**MATERIAL PROVIDED**.
-- -- --
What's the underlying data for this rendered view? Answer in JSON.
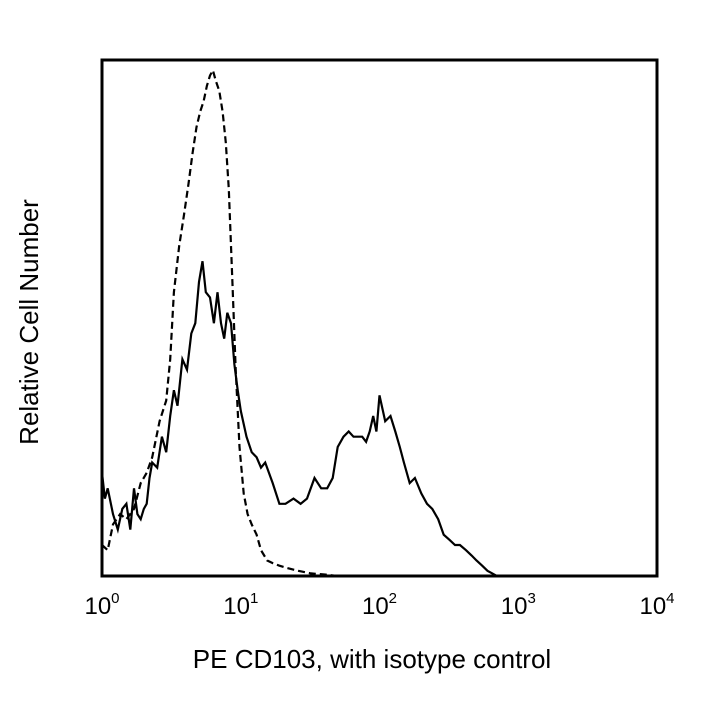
{
  "chart_data": {
    "type": "line",
    "title": "",
    "xlabel": "PE CD103, with isotype control",
    "ylabel": "Relative Cell Number",
    "x_scale": "log",
    "xlim": [
      1,
      10000
    ],
    "ylim": [
      0,
      100
    ],
    "grid": false,
    "legend": "none",
    "x_ticks": [
      {
        "base": "10",
        "exp": "0"
      },
      {
        "base": "10",
        "exp": "1"
      },
      {
        "base": "10",
        "exp": "2"
      },
      {
        "base": "10",
        "exp": "3"
      },
      {
        "base": "10",
        "exp": "4"
      }
    ],
    "y_ticks": [],
    "series": [
      {
        "style": "dashed",
        "color": "#000000",
        "x": [
          1.0,
          1.1,
          1.2,
          1.35,
          1.5,
          1.7,
          1.9,
          2.1,
          2.3,
          2.6,
          2.9,
          3.1,
          3.3,
          3.6,
          3.9,
          4.2,
          4.5,
          4.8,
          5.1,
          5.4,
          5.7,
          6.0,
          6.3,
          6.6,
          7.0,
          7.4,
          7.8,
          8.2,
          8.7,
          9.2,
          9.8,
          10.5,
          11.2,
          12.0,
          13.0,
          14.0,
          15.5,
          17.0,
          19.0,
          22.0,
          26.0,
          32.0,
          40.0,
          50.0
        ],
        "y": [
          6,
          5,
          10,
          12,
          11,
          13,
          18,
          20,
          23,
          30,
          34,
          42,
          55,
          64,
          70,
          76,
          82,
          87,
          90,
          92,
          95,
          97,
          98,
          96,
          94,
          90,
          84,
          75,
          57,
          40,
          25,
          16,
          12,
          10,
          8,
          5,
          3,
          2.5,
          2,
          1.5,
          1,
          0.5,
          0.3,
          0
        ]
      },
      {
        "style": "solid",
        "color": "#000000",
        "x": [
          1.0,
          1.05,
          1.1,
          1.2,
          1.3,
          1.4,
          1.5,
          1.6,
          1.7,
          1.8,
          1.9,
          2.0,
          2.1,
          2.2,
          2.3,
          2.5,
          2.7,
          2.9,
          3.1,
          3.3,
          3.5,
          3.8,
          4.1,
          4.4,
          4.7,
          5.0,
          5.3,
          5.6,
          6.0,
          6.4,
          6.8,
          7.2,
          7.6,
          8.0,
          8.5,
          9.0,
          9.5,
          10.0,
          11.0,
          12.0,
          13.0,
          14.0,
          15.0,
          17.0,
          19.0,
          21.0,
          24.0,
          27.0,
          30.0,
          34.0,
          38.0,
          42.0,
          46.0,
          50.0,
          55.0,
          60.0,
          65.0,
          70.0,
          75.0,
          80.0,
          85.0,
          90.0,
          95.0,
          100.0,
          110.0,
          120.0,
          130.0,
          140.0,
          150.0,
          165.0,
          180.0,
          200.0,
          220.0,
          240.0,
          265.0,
          290.0,
          320.0,
          350.0,
          380.0,
          420.0,
          460.0,
          500.0,
          550.0,
          600.0,
          650.0,
          700.0
        ],
        "y": [
          20,
          15,
          17,
          12,
          9,
          13,
          14,
          9,
          17,
          12,
          11,
          13,
          14,
          19,
          22,
          21,
          27,
          24,
          31,
          36,
          33,
          42,
          40,
          47,
          49,
          57,
          61,
          55,
          54,
          49,
          55,
          49,
          46,
          51,
          49,
          41,
          36,
          32,
          27,
          24,
          23,
          21,
          22,
          18,
          14,
          14,
          15,
          14,
          15,
          19,
          17,
          17,
          19,
          25,
          27,
          28,
          27,
          27,
          27,
          26,
          28,
          31,
          28,
          35,
          30,
          31,
          28,
          25,
          22,
          18,
          19,
          16,
          14,
          13,
          11,
          8,
          7,
          6,
          6,
          5,
          4,
          3,
          2,
          1,
          0.5,
          0
        ]
      }
    ]
  }
}
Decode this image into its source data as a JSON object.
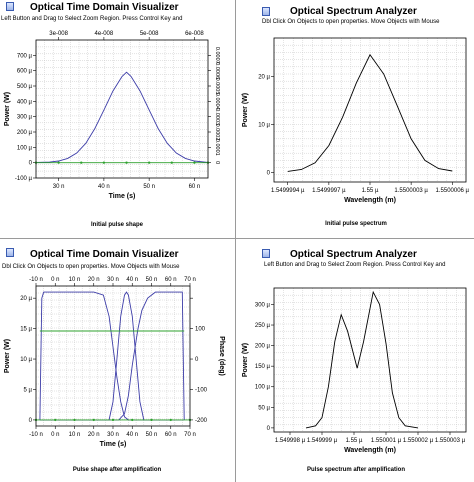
-- -- --
**WHAT THE TASK ASKS**. Give an exact copy of the material, leaving out every picture.

**REPLY**.
What's the underlying data for this rendered view? Answer in JSON.
{
  "chart_data": {
    "type": "line",
    "title": "",
    "xlabel": "PE CD103, with isotype control",
    "ylabel": "Relative Cell Number",
    "x_scale": "log",
    "xlim": [
      1,
      10000
    ],
    "ylim": [
      0,
      100
    ],
    "grid": false,
    "legend": "none",
    "x_ticks": [
      {
        "base": "10",
        "exp": "0"
      },
      {
        "base": "10",
        "exp": "1"
      },
      {
        "base": "10",
        "exp": "2"
      },
      {
        "base": "10",
        "exp": "3"
      },
      {
        "base": "10",
        "exp": "4"
      }
    ],
    "y_ticks": [],
    "series": [
      {
        "style": "dashed",
        "color": "#000000",
        "x": [
          1.0,
          1.1,
          1.2,
          1.35,
          1.5,
          1.7,
          1.9,
          2.1,
          2.3,
          2.6,
          2.9,
          3.1,
          3.3,
          3.6,
          3.9,
          4.2,
          4.5,
          4.8,
          5.1,
          5.4,
          5.7,
          6.0,
          6.3,
          6.6,
          7.0,
          7.4,
          7.8,
          8.2,
          8.7,
          9.2,
          9.8,
          10.5,
          11.2,
          12.0,
          13.0,
          14.0,
          15.5,
          17.0,
          19.0,
          22.0,
          26.0,
          32.0,
          40.0,
          50.0
        ],
        "y": [
          6,
          5,
          10,
          12,
          11,
          13,
          18,
          20,
          23,
          30,
          34,
          42,
          55,
          64,
          70,
          76,
          82,
          87,
          90,
          92,
          95,
          97,
          98,
          96,
          94,
          90,
          84,
          75,
          57,
          40,
          25,
          16,
          12,
          10,
          8,
          5,
          3,
          2.5,
          2,
          1.5,
          1,
          0.5,
          0.3,
          0
        ]
      },
      {
        "style": "solid",
        "color": "#000000",
        "x": [
          1.0,
          1.05,
          1.1,
          1.2,
          1.3,
          1.4,
          1.5,
          1.6,
          1.7,
          1.8,
          1.9,
          2.0,
          2.1,
          2.2,
          2.3,
          2.5,
          2.7,
          2.9,
          3.1,
          3.3,
          3.5,
          3.8,
          4.1,
          4.4,
          4.7,
          5.0,
          5.3,
          5.6,
          6.0,
          6.4,
          6.8,
          7.2,
          7.6,
          8.0,
          8.5,
          9.0,
          9.5,
          10.0,
          11.0,
          12.0,
          13.0,
          14.0,
          15.0,
          17.0,
          19.0,
          21.0,
          24.0,
          27.0,
          30.0,
          34.0,
          38.0,
          42.0,
          46.0,
          50.0,
          55.0,
          60.0,
          65.0,
          70.0,
          75.0,
          80.0,
          85.0,
          90.0,
          95.0,
          100.0,
          110.0,
          120.0,
          130.0,
          140.0,
          150.0,
          165.0,
          180.0,
          200.0,
          220.0,
          240.0,
          265.0,
          290.0,
          320.0,
          350.0,
          380.0,
          420.0,
          460.0,
          500.0,
          550.0,
          600.0,
          650.0,
          700.0
        ],
        "y": [
          20,
          15,
          17,
          12,
          9,
          13,
          14,
          9,
          17,
          12,
          11,
          13,
          14,
          19,
          22,
          21,
          27,
          24,
          31,
          36,
          33,
          42,
          40,
          47,
          49,
          57,
          61,
          55,
          54,
          49,
          55,
          49,
          46,
          51,
          49,
          41,
          36,
          32,
          27,
          24,
          23,
          21,
          22,
          18,
          14,
          14,
          15,
          14,
          15,
          19,
          17,
          17,
          19,
          25,
          27,
          28,
          27,
          27,
          27,
          26,
          28,
          31,
          28,
          35,
          30,
          31,
          28,
          25,
          22,
          18,
          19,
          16,
          14,
          13,
          11,
          8,
          7,
          6,
          6,
          5,
          4,
          3,
          2,
          1,
          0.5,
          0
        ]
      }
    ]
  }
}
Decode this image into its source data as a JSON object.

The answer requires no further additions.